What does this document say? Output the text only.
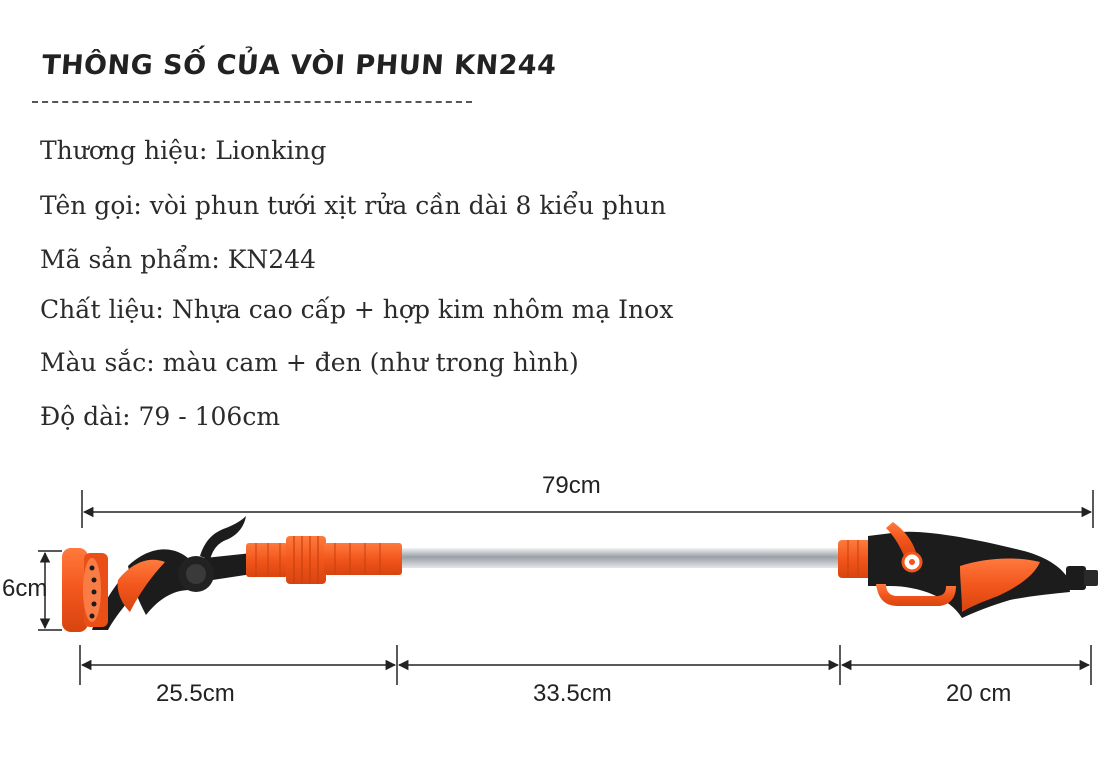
THÔNG SỐ CỦA VÒI PHUN KN244
Thương hiệu: Lionking
Tên gọi: vòi phun tưới xịt rửa cần dài 8 kiểu phun
Mã sản phẩm: KN244
Chất liệu: Nhựa cao cấp + hợp kim nhôm mạ Inox
Màu sắc: màu cam + đen (như trong hình)
Độ dài: 79 - 106cm
79cm
6cm
25.5cm	33.5cm	20 cm
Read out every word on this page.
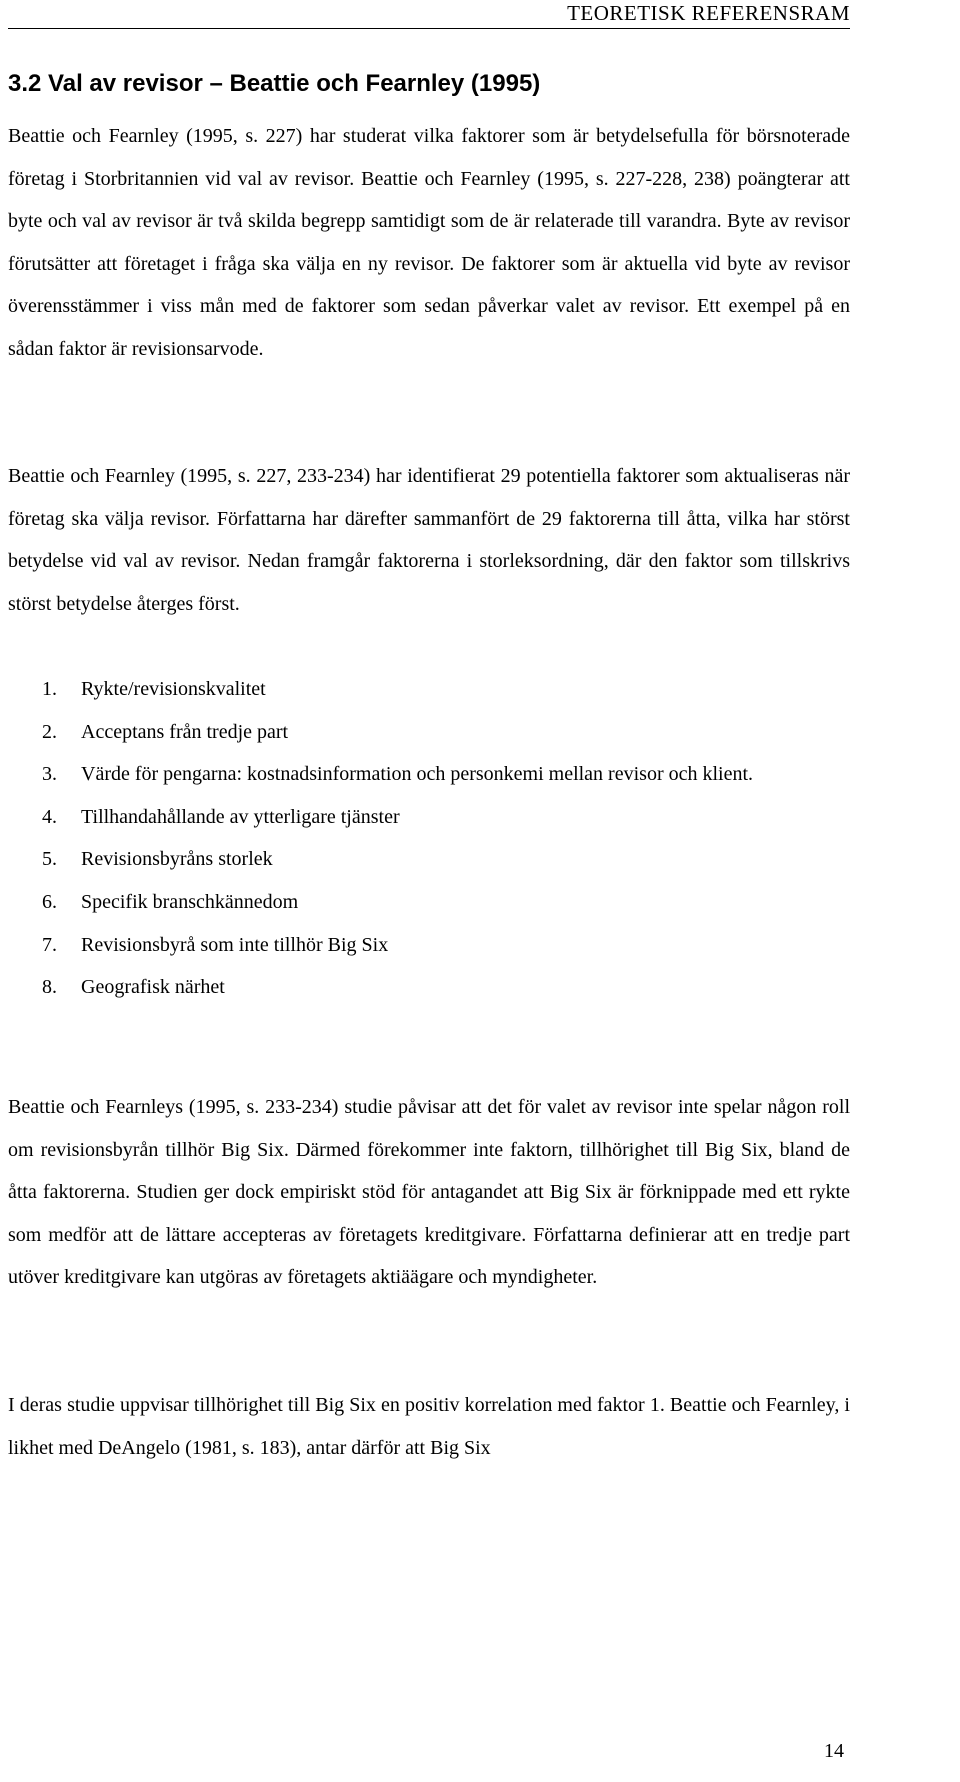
TEORETISK REFERENSRAM
3.2 Val av revisor – Beattie och Fearnley (1995)

Beattie och Fearnley (1995, s. 227) har studerat vilka faktorer som är betydelsefulla för börsnoterade företag i Storbritannien vid val av revisor. Beattie och Fearnley (1995, s. 227-228, 238) poängterar att byte och val av revisor är två skilda begrepp samtidigt som de är relaterade till varandra. Byte av revisor förutsätter att företaget i fråga ska välja en ny revisor. De faktorer som är aktuella vid byte av revisor överensstämmer i viss mån med de faktorer som sedan påverkar valet av revisor. Ett exempel på en sådan faktor är revisionsarvode.

Beattie och Fearnley (1995, s. 227, 233-234) har identifierat 29 potentiella faktorer som aktualiseras när företag ska välja revisor. Författarna har därefter sammanfört de 29 faktorerna till åtta, vilka har störst betydelse vid val av revisor. Nedan framgår faktorerna i storleksordning, där den faktor som tillskrivs störst betydelse återges först.

1.	Rykte/revisionskvalitet
2.	Acceptans från tredje part
3.	Värde för pengarna: kostnadsinformation och personkemi mellan revisor och klient.
4.	Tillhandahållande av ytterligare tjänster
5.	Revisionsbyråns storlek
6.	Specifik branschkännedom
7.	Revisionsbyrå som inte tillhör Big Six
8.	Geografisk närhet

Beattie och Fearnleys (1995, s. 233-234) studie påvisar att det för valet av revisor inte spelar någon roll om revisionsbyrån tillhör Big Six. Därmed förekommer inte faktorn, tillhörighet till Big Six, bland de åtta faktorerna. Studien ger dock empiriskt stöd för antagandet att Big Six är förknippade med ett rykte som medför att de lättare accepteras av företagets kreditgivare. Författarna definierar att en tredje part utöver kreditgivare kan utgöras av företagets aktiäägare och myndigheter.

I deras studie uppvisar tillhörighet till Big Six en positiv korrelation med faktor 1. Beattie och Fearnley, i likhet med DeAngelo (1981, s. 183), antar därför att Big Six

14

Instructions for the task -> Leave the pictures out and reproduce all of the records exactly.

Completed exercise ->
What does this document say? Output the text only.
THÔNG SỐ CỦA VÒI PHUN KN244
Thương hiệu: Lionking
Tên gọi: vòi phun tưới xịt rửa cần dài 8 kiểu phun
Mã sản phẩm: KN244
Chất liệu: Nhựa cao cấp + hợp kim nhôm mạ Inox
Màu sắc: màu cam + đen (như trong hình)
Độ dài: 79 - 106cm
79cm
6cm
25.5cm	33.5cm	20 cm
Read out every word on this page.
TEORETISK REFERENSRAM
3.2 Val av revisor – Beattie och Fearnley (1995)

Beattie och Fearnley (1995, s. 227) har studerat vilka faktorer som är betydelsefulla för börsnoterade företag i Storbritannien vid val av revisor. Beattie och Fearnley (1995, s. 227-228, 238) poängterar att byte och val av revisor är två skilda begrepp samtidigt som de är relaterade till varandra. Byte av revisor förutsätter att företaget i fråga ska välja en ny revisor. De faktorer som är aktuella vid byte av revisor överensstämmer i viss mån med de faktorer som sedan påverkar valet av revisor. Ett exempel på en sådan faktor är revisionsarvode.

Beattie och Fearnley (1995, s. 227, 233-234) har identifierat 29 potentiella faktorer som aktualiseras när företag ska välja revisor. Författarna har därefter sammanfört de 29 faktorerna till åtta, vilka har störst betydelse vid val av revisor. Nedan framgår faktorerna i storleksordning, där den faktor som tillskrivs störst betydelse återges först.

1.	Rykte/revisionskvalitet
2.	Acceptans från tredje part
3.	Värde för pengarna: kostnadsinformation och personkemi mellan revisor och klient.
4.	Tillhandahållande av ytterligare tjänster
5.	Revisionsbyråns storlek
6.	Specifik branschkännedom
7.	Revisionsbyrå som inte tillhör Big Six
8.	Geografisk närhet

Beattie och Fearnleys (1995, s. 233-234) studie påvisar att det för valet av revisor inte spelar någon roll om revisionsbyrån tillhör Big Six. Därmed förekommer inte faktorn, tillhörighet till Big Six, bland de åtta faktorerna. Studien ger dock empiriskt stöd för antagandet att Big Six är förknippade med ett rykte som medför att de lättare accepteras av företagets kreditgivare. Författarna definierar att en tredje part utöver kreditgivare kan utgöras av företagets aktiäägare och myndigheter.

I deras studie uppvisar tillhörighet till Big Six en positiv korrelation med faktor 1. Beattie och Fearnley, i likhet med DeAngelo (1981, s. 183), antar därför att Big Six

14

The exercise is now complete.